PAGE:

This is absolutely true, but it's more about how a person reacts to the situation that determines how happy they are.I don't see how someone could be permanently happy in this world. There is too much destruction that can happen to a person on any given day that we can't control.
I agree completely.....I am not sure if I made you think I can do whatever I want though Sorry if I did.....You mention god....for me this is more of a god issue. I may not use the word god when I talk about it but personally for me, I trust in the way things are and everything happens for a reason....That is just me though...I sense some anger in your posts, maybe it is my constant need to over analyze things and it is nothing but if I said something to upset you or posted something in the past to upset you I apologize, my intention is not to upset anyone...

Part of a data file
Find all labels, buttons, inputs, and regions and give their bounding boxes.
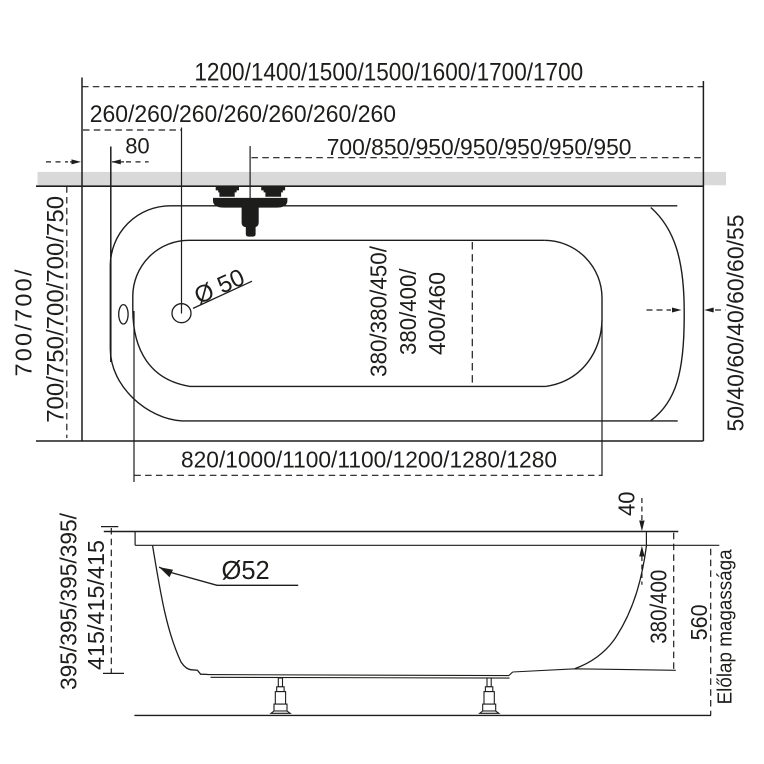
svg-text:415/415/415: 415/415/415 (83, 540, 109, 670)
svg-text:380/400/: 380/400/ (395, 268, 421, 355)
svg-text:260/260/260/260/260/260/260: 260/260/260/260/260/260/260 (90, 101, 396, 128)
svg-text:700/700/: 700/700/ (11, 269, 37, 376)
svg-text:820/1000/1100/1100/1200/1280/1: 820/1000/1100/1100/1200/1280/1280 (181, 446, 557, 472)
svg-text:400/460: 400/460 (424, 272, 450, 355)
svg-text:Előlap magassága: Előlap magassága (715, 549, 737, 705)
svg-text:50/40/60/40/60/60/55: 50/40/60/40/60/60/55 (723, 215, 749, 432)
svg-text:380/400: 380/400 (646, 570, 672, 644)
svg-text:80: 80 (125, 133, 149, 158)
svg-text:395/395/395/395/: 395/395/395/395/ (56, 512, 82, 690)
svg-text:700/750/700/700/750: 700/750/700/700/750 (43, 196, 70, 423)
svg-text:380/380/450/: 380/380/450/ (366, 245, 392, 377)
svg-text:40: 40 (614, 492, 640, 517)
svg-text:560: 560 (686, 604, 712, 640)
svg-text:1200/1400/1500/1500/1600/1700/: 1200/1400/1500/1500/1600/1700/1700 (194, 58, 583, 86)
svg-text:Ø52: Ø52 (222, 557, 270, 585)
svg-text:700/850/950/950/950/950/950: 700/850/950/950/950/950/950 (327, 134, 632, 160)
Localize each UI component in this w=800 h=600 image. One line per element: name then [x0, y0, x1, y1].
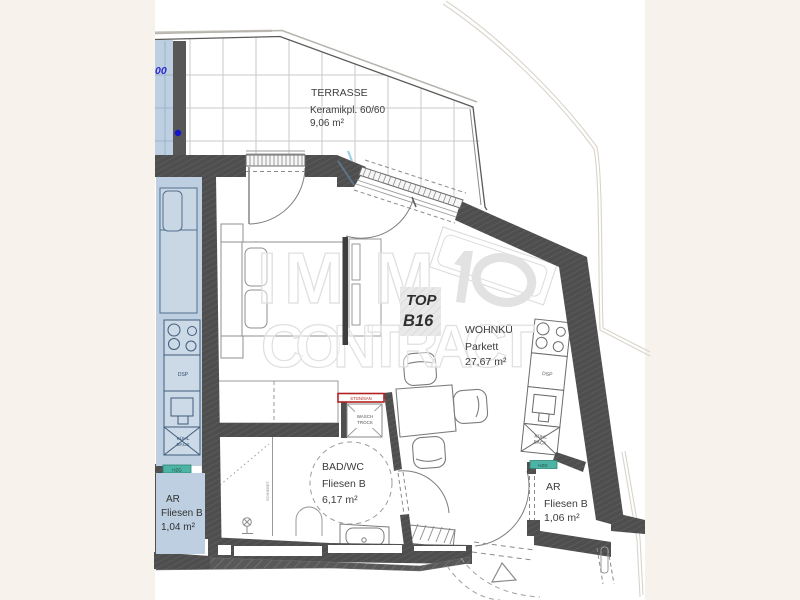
svg-text:6,17 m²: 6,17 m²: [322, 494, 358, 506]
svg-text:I: I: [257, 239, 277, 319]
svg-text:HZG: HZG: [172, 468, 182, 473]
svg-text:WOHNKÜ: WOHNKÜ: [465, 324, 513, 336]
svg-text:1,04 m²: 1,04 m²: [161, 522, 196, 533]
svg-text:DSP: DSP: [542, 371, 554, 378]
svg-text:Fliesen B: Fliesen B: [544, 498, 588, 510]
svg-text:DSP: DSP: [178, 372, 189, 378]
svg-text:HZG: HZG: [538, 463, 548, 468]
svg-text:TROCK: TROCK: [357, 420, 373, 425]
svg-text:AR: AR: [546, 481, 561, 493]
svg-text:00: 00: [155, 65, 167, 77]
svg-text:SCHIEBET.: SCHIEBET.: [265, 480, 270, 501]
svg-text:TOP: TOP: [406, 292, 438, 309]
svg-text:27,67 m²: 27,67 m²: [465, 356, 507, 368]
svg-text:TERRASSE: TERRASSE: [311, 87, 368, 99]
svg-text:KÜHL: KÜHL: [177, 435, 190, 442]
svg-text:STGN/SAN: STGN/SAN: [350, 396, 371, 401]
svg-text:AR: AR: [166, 494, 180, 505]
svg-text:9,06 m²: 9,06 m²: [310, 118, 345, 129]
svg-text:1,06 m²: 1,06 m²: [544, 512, 580, 524]
svg-text:BAD/WC: BAD/WC: [322, 461, 364, 473]
svg-text:Fliesen B: Fliesen B: [322, 478, 366, 490]
svg-text:Parkett: Parkett: [465, 341, 498, 353]
svg-text:Fliesen B: Fliesen B: [161, 508, 203, 519]
svg-text:BACK: BACK: [176, 442, 190, 448]
svg-text:Keramikpl. 60/60: Keramikpl. 60/60: [310, 105, 385, 116]
svg-text:WASCH: WASCH: [357, 414, 374, 419]
svg-text:M: M: [284, 239, 344, 319]
svg-text:B16: B16: [403, 312, 434, 330]
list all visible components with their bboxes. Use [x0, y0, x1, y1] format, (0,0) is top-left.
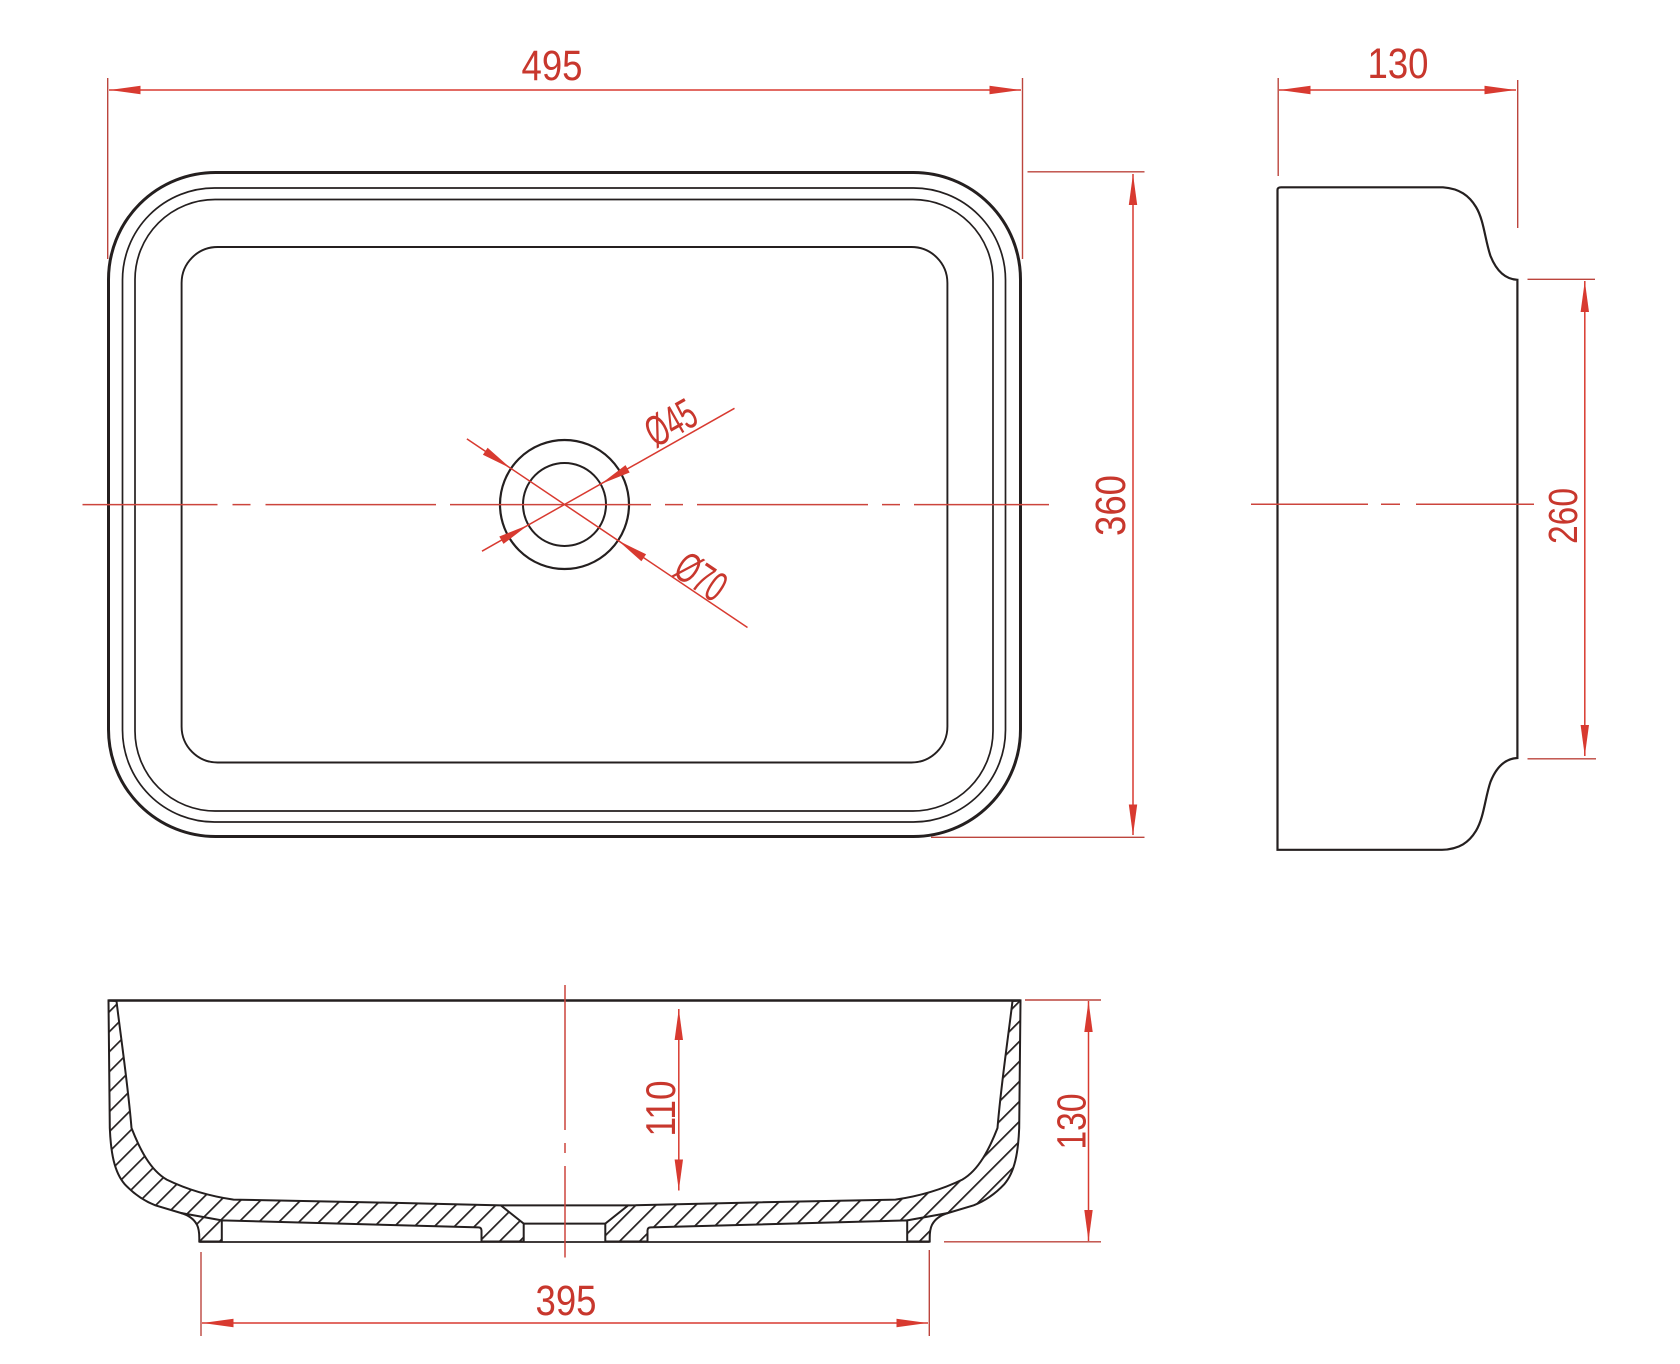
svg-text:360: 360: [1087, 475, 1135, 536]
svg-text:130: 130: [1049, 1094, 1095, 1150]
svg-text:110: 110: [637, 1081, 684, 1137]
svg-text:395: 395: [536, 1277, 597, 1325]
svg-text:130: 130: [1368, 40, 1429, 88]
svg-text:260: 260: [1540, 488, 1586, 544]
svg-text:495: 495: [522, 42, 583, 90]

PROBLEMS TO WORK ON:
a. Answer these questions about the post on happiness:
(i) In the opening lines, what does the writer say determines how happy a person is?
(ii) What does the writer say they personally trust in?
(iii) What does the writer sense in the other person's posts?
b. Transcribe the part of the entries that opens with the line containing "svg-text:360: 360: [1087, 475, 1135, 536]" and runs through the end of the entries, both ends included.

EXERCISE SOLUTIONS:
a.
(i) How a person reacts to the situation.
(ii) The way things are, and that everything happens for a reason.
(iii) Some anger.

b.
svg-text:360: 360: [1087, 475, 1135, 536]
svg-text:130: 130: [1049, 1094, 1095, 1150]
svg-text:110: 110: [637, 1081, 684, 1137]
svg-text:395: 395: [536, 1277, 597, 1325]
svg-text:130: 130: [1368, 40, 1429, 88]
svg-text:260: 260: [1540, 488, 1586, 544]
svg-text:495: 495: [522, 42, 583, 90]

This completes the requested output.